REQUIRED WORK. Set down every record once more, exactly as given.

#####

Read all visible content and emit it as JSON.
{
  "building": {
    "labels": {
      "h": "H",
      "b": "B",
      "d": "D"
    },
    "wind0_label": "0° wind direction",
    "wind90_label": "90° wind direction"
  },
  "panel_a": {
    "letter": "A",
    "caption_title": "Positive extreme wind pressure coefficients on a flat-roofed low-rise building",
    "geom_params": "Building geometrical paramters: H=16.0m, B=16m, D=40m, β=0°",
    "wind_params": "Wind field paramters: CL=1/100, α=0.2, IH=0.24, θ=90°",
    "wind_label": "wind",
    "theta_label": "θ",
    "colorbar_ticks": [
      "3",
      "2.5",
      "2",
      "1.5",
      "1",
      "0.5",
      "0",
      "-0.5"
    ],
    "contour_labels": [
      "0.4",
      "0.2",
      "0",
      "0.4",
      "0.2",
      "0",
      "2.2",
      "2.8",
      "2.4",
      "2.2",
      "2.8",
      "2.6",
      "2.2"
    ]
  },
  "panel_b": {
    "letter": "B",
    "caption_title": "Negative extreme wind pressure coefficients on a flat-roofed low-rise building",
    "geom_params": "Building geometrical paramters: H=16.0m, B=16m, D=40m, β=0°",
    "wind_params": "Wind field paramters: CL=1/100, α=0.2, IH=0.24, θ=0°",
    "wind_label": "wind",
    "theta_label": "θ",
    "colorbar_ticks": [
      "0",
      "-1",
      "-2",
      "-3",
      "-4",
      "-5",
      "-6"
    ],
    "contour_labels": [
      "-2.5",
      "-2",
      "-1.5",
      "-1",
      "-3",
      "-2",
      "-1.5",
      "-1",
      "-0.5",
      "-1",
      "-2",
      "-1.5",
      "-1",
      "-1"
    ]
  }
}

#####

ANSWER BELOW.
Read all visible content and emit it as JSON.
{
  "building": {
    "labels": {
      "h": "H",
      "b": "B",
      "d": "D"
    },
    "wind0_label": "0° wind direction",
    "wind90_label": "90° wind direction"
  },
  "panel_a": {
    "letter": "A",
    "caption_title": "Positive extreme wind pressure coefficients on a flat-roofed low-rise building",
    "geom_params": "Building geometrical paramters: H=16.0m, B=16m, D=40m, β=0°",
    "wind_params": "Wind field paramters: CL=1/100, α=0.2, IH=0.24, θ=90°",
    "wind_label": "wind",
    "theta_label": "θ",
    "colorbar_ticks": [
      "3",
      "2.5",
      "2",
      "1.5",
      "1",
      "0.5",
      "0",
      "-0.5"
    ],
    "contour_labels": [
      "0.4",
      "0.2",
      "0",
      "0.4",
      "0.2",
      "0",
      "2.2",
      "2.8",
      "2.4",
      "2.2",
      "2.8",
      "2.6",
      "2.2"
    ]
  },
  "panel_b": {
    "letter": "B",
    "caption_title": "Negative extreme wind pressure coefficients on a flat-roofed low-rise building",
    "geom_params": "Building geometrical paramters: H=16.0m, B=16m, D=40m, β=0°",
    "wind_params": "Wind field paramters: CL=1/100, α=0.2, IH=0.24, θ=0°",
    "wind_label": "wind",
    "theta_label": "θ",
    "colorbar_ticks": [
      "0",
      "-1",
      "-2",
      "-3",
      "-4",
      "-5",
      "-6"
    ],
    "contour_labels": [
      "-2.5",
      "-2",
      "-1.5",
      "-1",
      "-3",
      "-2",
      "-1.5",
      "-1",
      "-0.5",
      "-1",
      "-2",
      "-1.5",
      "-1",
      "-1"
    ]
  }
}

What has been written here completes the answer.